Provided data:
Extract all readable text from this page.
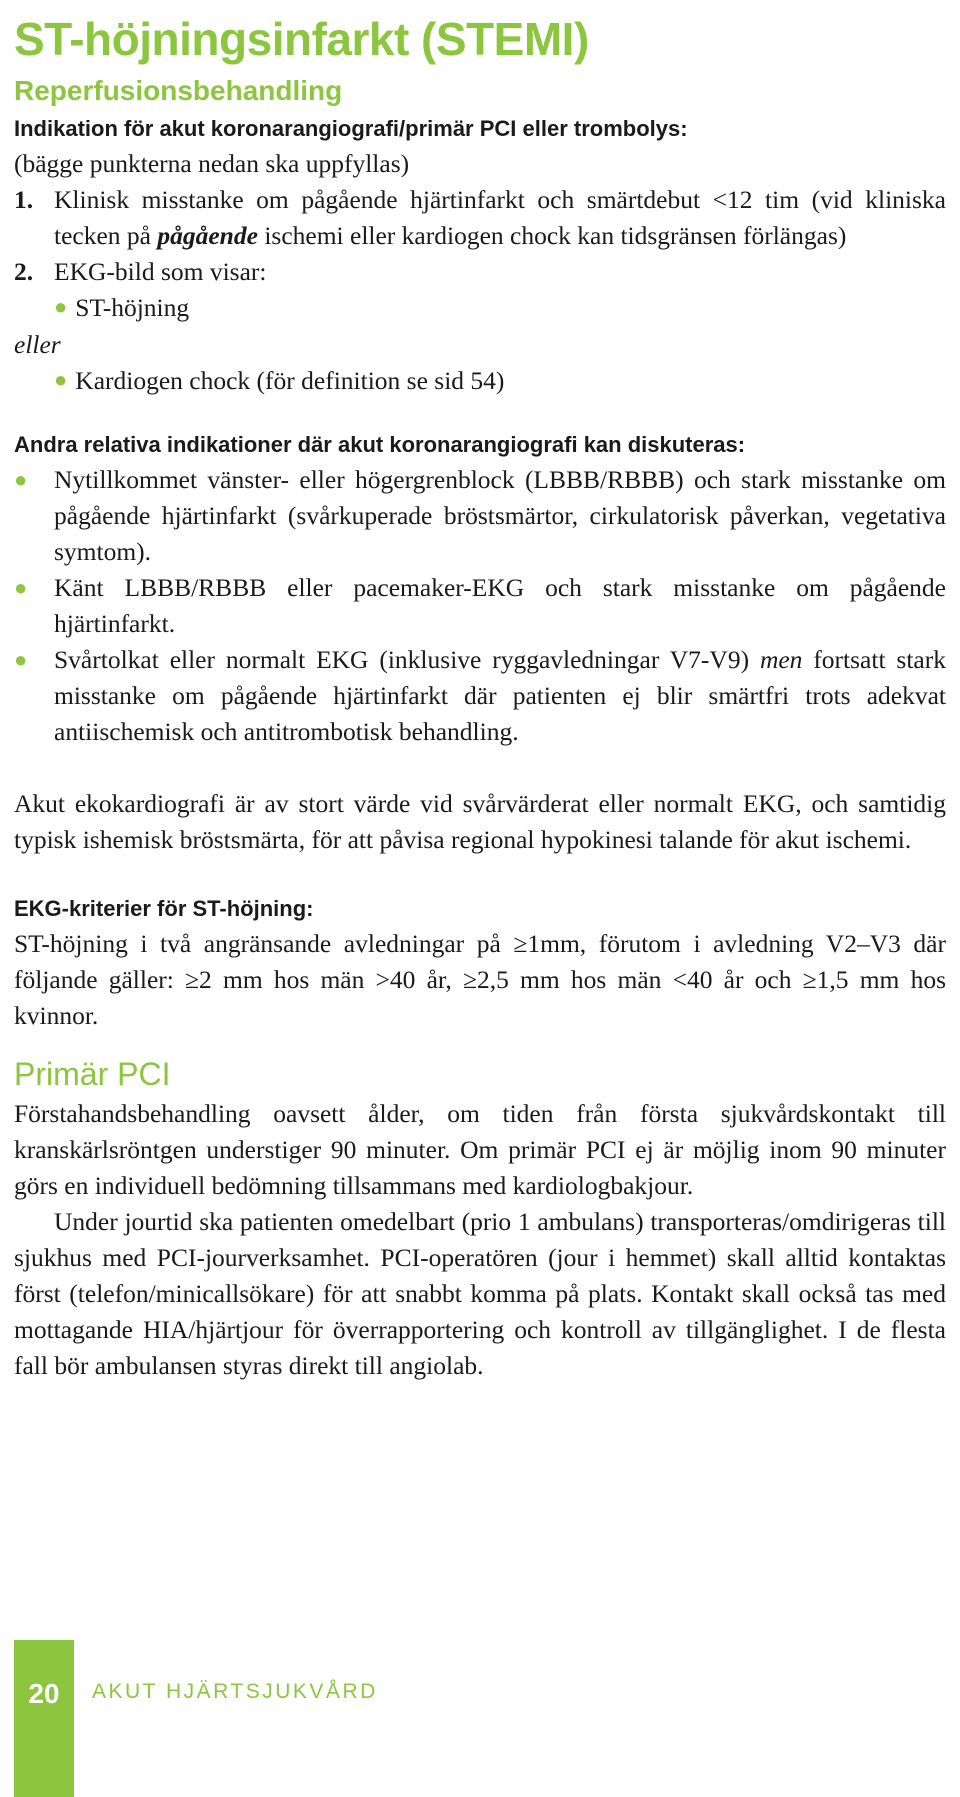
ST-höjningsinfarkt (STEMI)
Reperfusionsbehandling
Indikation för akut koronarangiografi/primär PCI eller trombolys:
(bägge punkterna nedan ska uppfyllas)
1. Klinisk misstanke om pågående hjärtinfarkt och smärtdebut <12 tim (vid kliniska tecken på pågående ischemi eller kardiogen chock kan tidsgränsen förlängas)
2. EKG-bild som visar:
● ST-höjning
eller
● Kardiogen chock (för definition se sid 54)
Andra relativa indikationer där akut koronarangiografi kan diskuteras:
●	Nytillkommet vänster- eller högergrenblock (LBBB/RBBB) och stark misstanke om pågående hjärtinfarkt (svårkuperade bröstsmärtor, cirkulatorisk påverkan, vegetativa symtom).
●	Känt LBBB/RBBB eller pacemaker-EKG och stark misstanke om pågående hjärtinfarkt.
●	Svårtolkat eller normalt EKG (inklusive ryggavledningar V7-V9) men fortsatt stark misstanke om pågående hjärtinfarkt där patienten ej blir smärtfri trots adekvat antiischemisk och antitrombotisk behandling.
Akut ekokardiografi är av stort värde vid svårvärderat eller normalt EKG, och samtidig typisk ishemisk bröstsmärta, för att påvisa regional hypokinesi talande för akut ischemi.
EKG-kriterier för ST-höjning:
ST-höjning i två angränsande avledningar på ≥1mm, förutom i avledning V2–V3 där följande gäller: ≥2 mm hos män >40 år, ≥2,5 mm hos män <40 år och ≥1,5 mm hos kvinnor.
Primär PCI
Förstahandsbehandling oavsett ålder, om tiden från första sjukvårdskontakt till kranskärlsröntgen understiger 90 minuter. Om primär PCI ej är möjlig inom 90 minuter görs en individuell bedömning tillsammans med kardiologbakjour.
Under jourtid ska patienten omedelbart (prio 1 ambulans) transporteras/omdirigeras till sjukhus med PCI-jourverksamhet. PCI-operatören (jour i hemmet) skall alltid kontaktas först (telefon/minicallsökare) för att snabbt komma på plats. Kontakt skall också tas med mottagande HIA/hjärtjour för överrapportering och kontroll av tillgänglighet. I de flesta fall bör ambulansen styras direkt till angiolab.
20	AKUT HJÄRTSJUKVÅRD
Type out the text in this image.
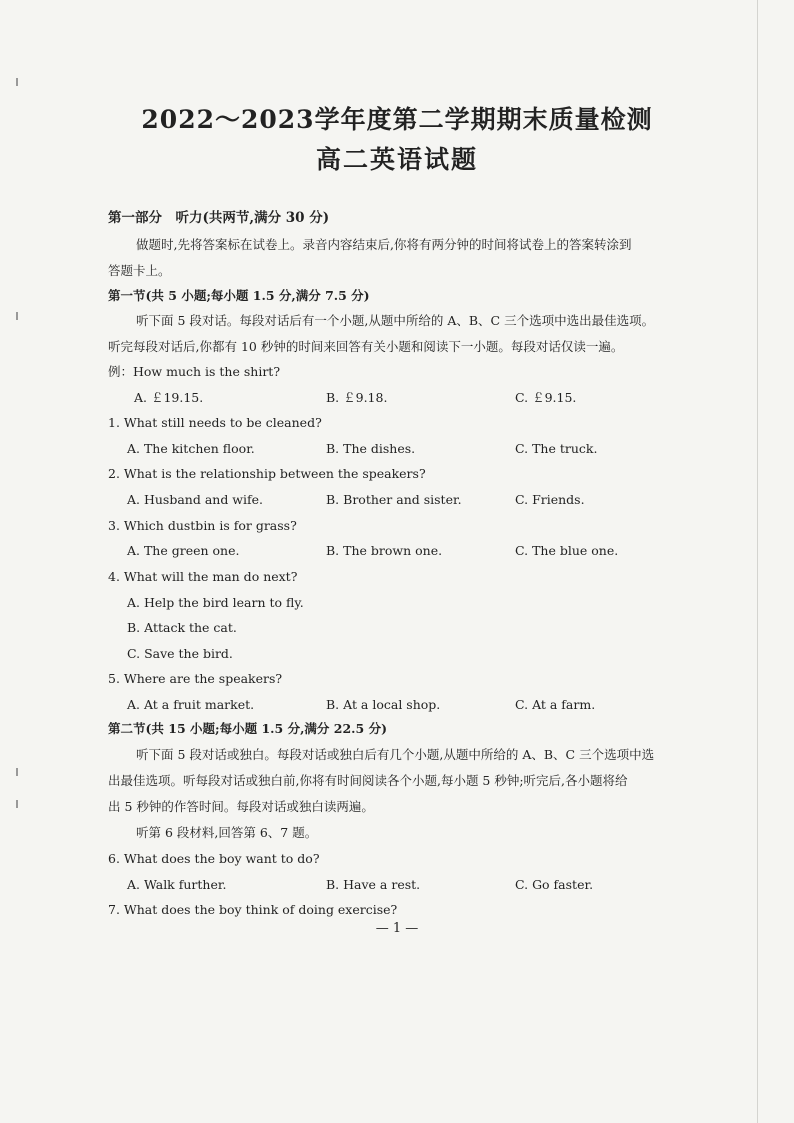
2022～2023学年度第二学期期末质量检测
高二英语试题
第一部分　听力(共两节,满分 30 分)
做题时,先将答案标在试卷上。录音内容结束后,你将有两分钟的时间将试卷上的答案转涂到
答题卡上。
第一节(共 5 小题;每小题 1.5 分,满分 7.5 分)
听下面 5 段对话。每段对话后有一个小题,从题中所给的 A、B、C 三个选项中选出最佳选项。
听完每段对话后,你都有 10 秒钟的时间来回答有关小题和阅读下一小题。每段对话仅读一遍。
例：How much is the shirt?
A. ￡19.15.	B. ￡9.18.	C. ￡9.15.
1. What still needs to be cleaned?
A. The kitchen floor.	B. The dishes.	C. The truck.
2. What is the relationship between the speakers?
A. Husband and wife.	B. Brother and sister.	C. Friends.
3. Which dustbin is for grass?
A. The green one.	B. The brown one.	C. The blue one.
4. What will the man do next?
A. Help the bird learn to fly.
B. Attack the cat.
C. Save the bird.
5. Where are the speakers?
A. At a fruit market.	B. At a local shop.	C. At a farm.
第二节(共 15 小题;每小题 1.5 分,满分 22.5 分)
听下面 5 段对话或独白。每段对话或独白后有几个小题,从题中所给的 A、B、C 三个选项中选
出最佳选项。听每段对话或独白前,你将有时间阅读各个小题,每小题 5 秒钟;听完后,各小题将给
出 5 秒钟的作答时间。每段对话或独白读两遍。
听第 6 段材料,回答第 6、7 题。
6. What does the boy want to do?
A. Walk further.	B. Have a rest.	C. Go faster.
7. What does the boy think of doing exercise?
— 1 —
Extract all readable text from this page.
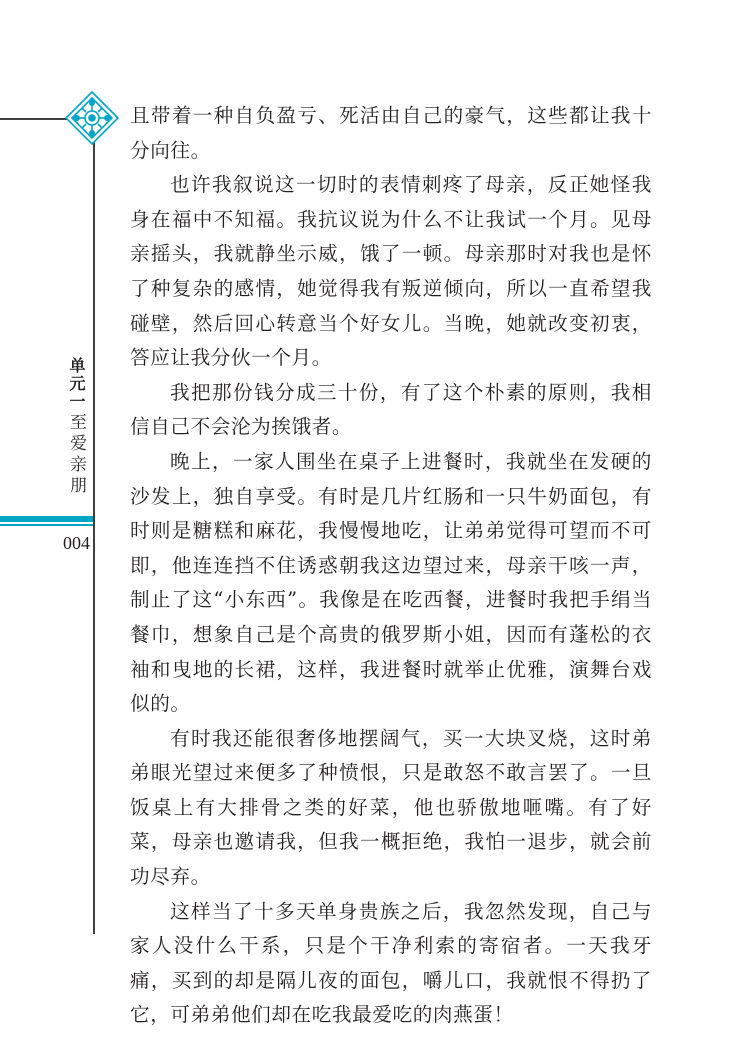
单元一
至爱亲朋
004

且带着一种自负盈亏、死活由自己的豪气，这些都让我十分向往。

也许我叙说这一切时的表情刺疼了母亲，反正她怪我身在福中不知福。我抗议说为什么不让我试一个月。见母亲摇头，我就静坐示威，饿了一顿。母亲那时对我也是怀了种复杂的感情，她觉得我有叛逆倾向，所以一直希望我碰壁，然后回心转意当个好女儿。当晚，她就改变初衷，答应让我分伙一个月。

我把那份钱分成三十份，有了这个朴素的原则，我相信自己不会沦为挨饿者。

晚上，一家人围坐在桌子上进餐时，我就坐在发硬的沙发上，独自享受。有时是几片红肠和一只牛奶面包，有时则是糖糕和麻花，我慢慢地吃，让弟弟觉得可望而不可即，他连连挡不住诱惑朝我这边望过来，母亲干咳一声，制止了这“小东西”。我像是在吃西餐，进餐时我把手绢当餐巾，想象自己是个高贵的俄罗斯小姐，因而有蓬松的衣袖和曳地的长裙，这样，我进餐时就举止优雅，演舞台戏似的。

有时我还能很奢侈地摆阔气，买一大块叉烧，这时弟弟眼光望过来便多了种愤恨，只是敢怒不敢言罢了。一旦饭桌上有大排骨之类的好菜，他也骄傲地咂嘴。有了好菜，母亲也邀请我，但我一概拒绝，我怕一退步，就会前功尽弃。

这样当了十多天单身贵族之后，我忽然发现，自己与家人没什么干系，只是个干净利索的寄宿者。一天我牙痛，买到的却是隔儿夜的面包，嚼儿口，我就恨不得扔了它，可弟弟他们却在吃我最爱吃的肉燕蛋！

Required task: Go through the listing above and locate each line that holds the word "RBBB". Copy those lines.

Task answer:
●	Nytillkommet vänster- eller högergrenblock (LBBB/RBBB) och stark misstanke om pågående hjärtinfarkt (svårkuperade bröstsmärtor, cirkulatorisk påverkan, vegetativa symtom).
●	Känt LBBB/RBBB eller pacemaker-EKG och stark misstanke om pågående hjärtinfarkt.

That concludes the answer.